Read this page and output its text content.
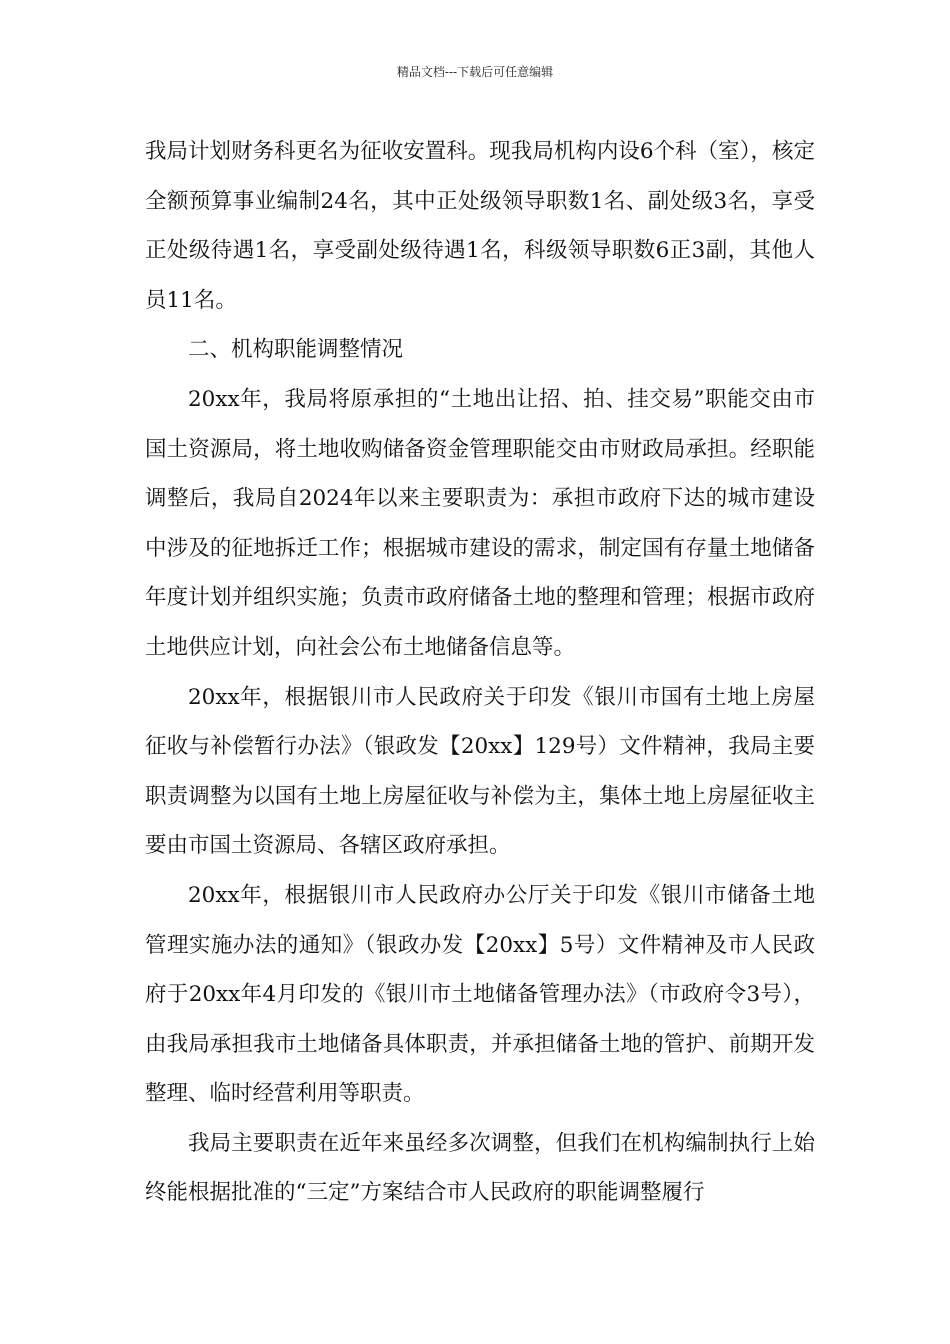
精品文档---下载后可任意编辑

我局计划财务科更名为征收安置科。现我局机构内设6个科（室），核定全额预算事业编制24名，其中正处级领导职数1名、副处级3名，享受正处级待遇1名，享受副处级待遇1名，科级领导职数6正3副，其他人员11名。

二、机构职能调整情况

20xx年，我局将原承担的“土地出让招、拍、挂交易”职能交由市国土资源局，将土地收购储备资金管理职能交由市财政局承担。经职能调整后，我局自2024年以来主要职责为：承担市政府下达的城市建设中涉及的征地拆迁工作；根据城市建设的需求，制定国有存量土地储备年度计划并组织实施；负责市政府储备土地的整理和管理；根据市政府土地供应计划，向社会公布土地储备信息等。

20xx年，根据银川市人民政府关于印发《银川市国有土地上房屋征收与补偿暂行办法》（银政发【20xx】129号）文件精神，我局主要职责调整为以国有土地上房屋征收与补偿为主，集体土地上房屋征收主要由市国土资源局、各辖区政府承担。

20xx年，根据银川市人民政府办公厅关于印发《银川市储备土地管理实施办法的通知》（银政办发【20xx】5号）文件精神及市人民政府于20xx年4月印发的《银川市土地储备管理办法》（市政府令3号），由我局承担我市土地储备具体职责，并承担储备土地的管护、前期开发整理、临时经营利用等职责。

我局主要职责在近年来虽经多次调整，但我们在机构编制执行上始终能根据批准的“三定”方案结合市人民政府的职能调整履行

········

- [INSTRUCTIONS TO FOLLOW] Return the whole listing, word for word, and leave out every picture.

- [OUTPUT OF THE TASK]
Read this page and output its text content.
精品文档---下载后可任意编辑

我局计划财务科更名为征收安置科。现我局机构内设6个科（室），核定全额预算事业编制24名，其中正处级领导职数1名、副处级3名，享受正处级待遇1名，享受副处级待遇1名，科级领导职数6正3副，其他人员11名。

二、机构职能调整情况

20xx年，我局将原承担的“土地出让招、拍、挂交易”职能交由市国土资源局，将土地收购储备资金管理职能交由市财政局承担。经职能调整后，我局自2024年以来主要职责为：承担市政府下达的城市建设中涉及的征地拆迁工作；根据城市建设的需求，制定国有存量土地储备年度计划并组织实施；负责市政府储备土地的整理和管理；根据市政府土地供应计划，向社会公布土地储备信息等。

20xx年，根据银川市人民政府关于印发《银川市国有土地上房屋征收与补偿暂行办法》（银政发【20xx】129号）文件精神，我局主要职责调整为以国有土地上房屋征收与补偿为主，集体土地上房屋征收主要由市国土资源局、各辖区政府承担。

20xx年，根据银川市人民政府办公厅关于印发《银川市储备土地管理实施办法的通知》（银政办发【20xx】5号）文件精神及市人民政府于20xx年4月印发的《银川市土地储备管理办法》（市政府令3号），由我局承担我市土地储备具体职责，并承担储备土地的管护、前期开发整理、临时经营利用等职责。

我局主要职责在近年来虽经多次调整，但我们在机构编制执行上始终能根据批准的“三定”方案结合市人民政府的职能调整履行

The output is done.